**STATED PROBLEM**
Which lines hold the string "into"? Copy every one of them.

============================================================

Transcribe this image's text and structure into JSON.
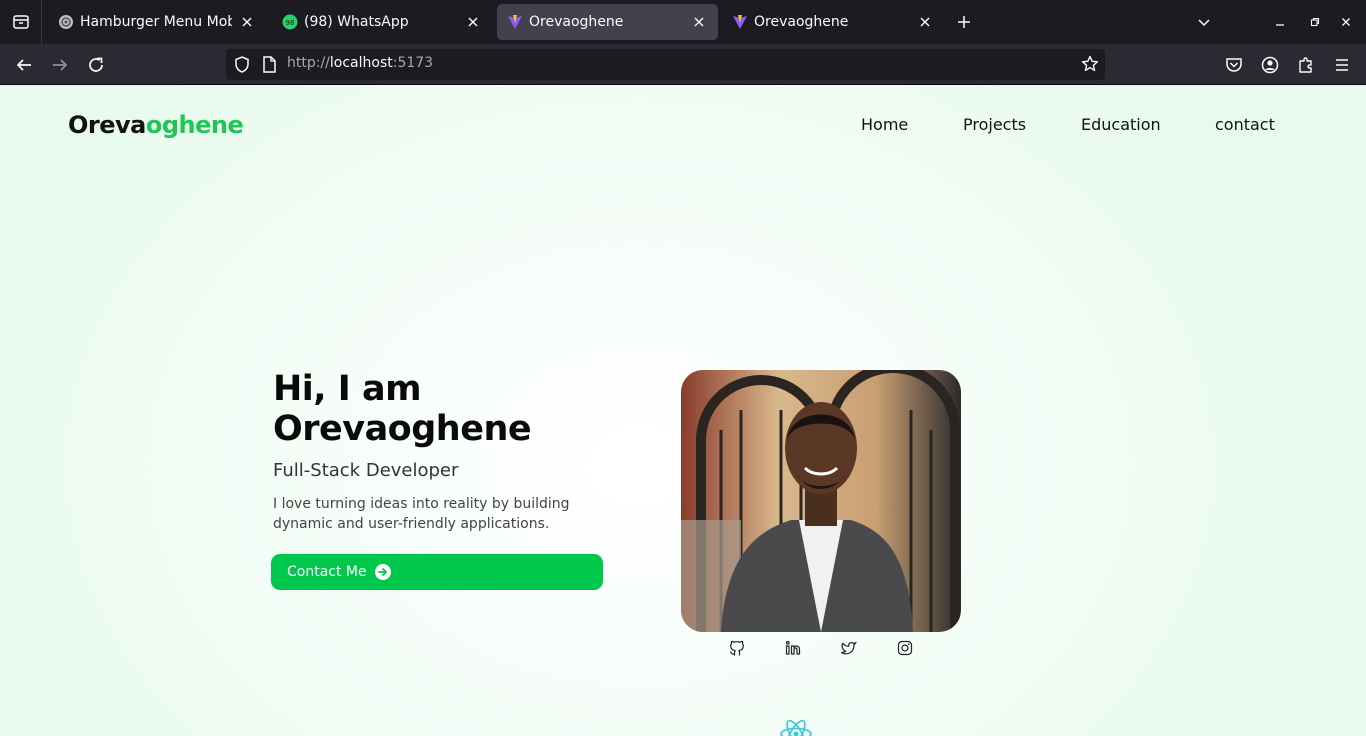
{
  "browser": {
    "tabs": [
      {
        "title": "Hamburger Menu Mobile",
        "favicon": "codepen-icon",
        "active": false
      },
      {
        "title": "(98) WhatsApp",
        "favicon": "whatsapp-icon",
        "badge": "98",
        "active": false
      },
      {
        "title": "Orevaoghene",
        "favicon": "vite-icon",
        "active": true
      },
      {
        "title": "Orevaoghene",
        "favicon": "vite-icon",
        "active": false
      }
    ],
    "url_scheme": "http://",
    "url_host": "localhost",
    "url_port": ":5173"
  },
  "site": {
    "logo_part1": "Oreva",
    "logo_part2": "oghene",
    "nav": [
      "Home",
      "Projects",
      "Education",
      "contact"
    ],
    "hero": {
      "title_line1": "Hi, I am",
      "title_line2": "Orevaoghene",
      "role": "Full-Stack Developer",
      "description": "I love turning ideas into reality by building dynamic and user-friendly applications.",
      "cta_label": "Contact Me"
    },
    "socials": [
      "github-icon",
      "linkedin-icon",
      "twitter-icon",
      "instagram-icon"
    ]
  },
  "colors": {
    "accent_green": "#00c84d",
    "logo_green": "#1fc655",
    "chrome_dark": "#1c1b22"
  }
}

============================================================

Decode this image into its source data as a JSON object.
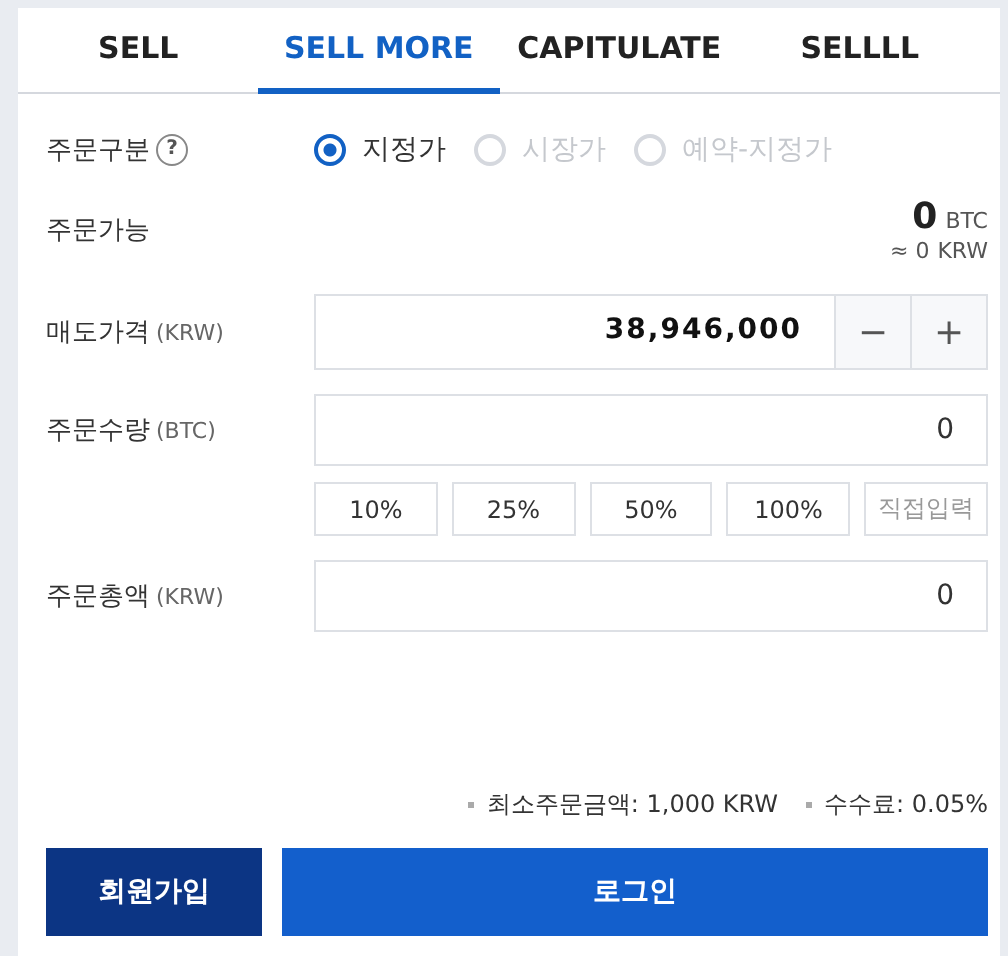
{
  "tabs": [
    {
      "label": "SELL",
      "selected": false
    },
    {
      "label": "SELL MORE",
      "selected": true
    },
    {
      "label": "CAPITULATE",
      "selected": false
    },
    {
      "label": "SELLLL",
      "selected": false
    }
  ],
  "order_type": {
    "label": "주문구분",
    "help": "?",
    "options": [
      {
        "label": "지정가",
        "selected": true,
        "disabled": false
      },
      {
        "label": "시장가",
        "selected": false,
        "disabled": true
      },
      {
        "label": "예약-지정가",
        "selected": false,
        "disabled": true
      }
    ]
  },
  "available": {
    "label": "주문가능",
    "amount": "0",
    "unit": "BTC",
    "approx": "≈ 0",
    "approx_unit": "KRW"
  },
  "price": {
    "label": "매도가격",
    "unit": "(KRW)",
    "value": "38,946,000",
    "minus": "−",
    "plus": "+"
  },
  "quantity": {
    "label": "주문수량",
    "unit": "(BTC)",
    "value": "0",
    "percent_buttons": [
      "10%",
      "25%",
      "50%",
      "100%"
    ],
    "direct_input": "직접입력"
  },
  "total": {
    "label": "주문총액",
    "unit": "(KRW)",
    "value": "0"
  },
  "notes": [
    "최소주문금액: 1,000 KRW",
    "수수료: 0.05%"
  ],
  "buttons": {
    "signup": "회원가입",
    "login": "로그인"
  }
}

============================================================

**THE ANSWER**
Transcribe this image's text and structure into JSON.
      "description": "I love turning ideas into reality by building dynamic and user-friendly applications.",
Decode this image into its source data as a JSON object.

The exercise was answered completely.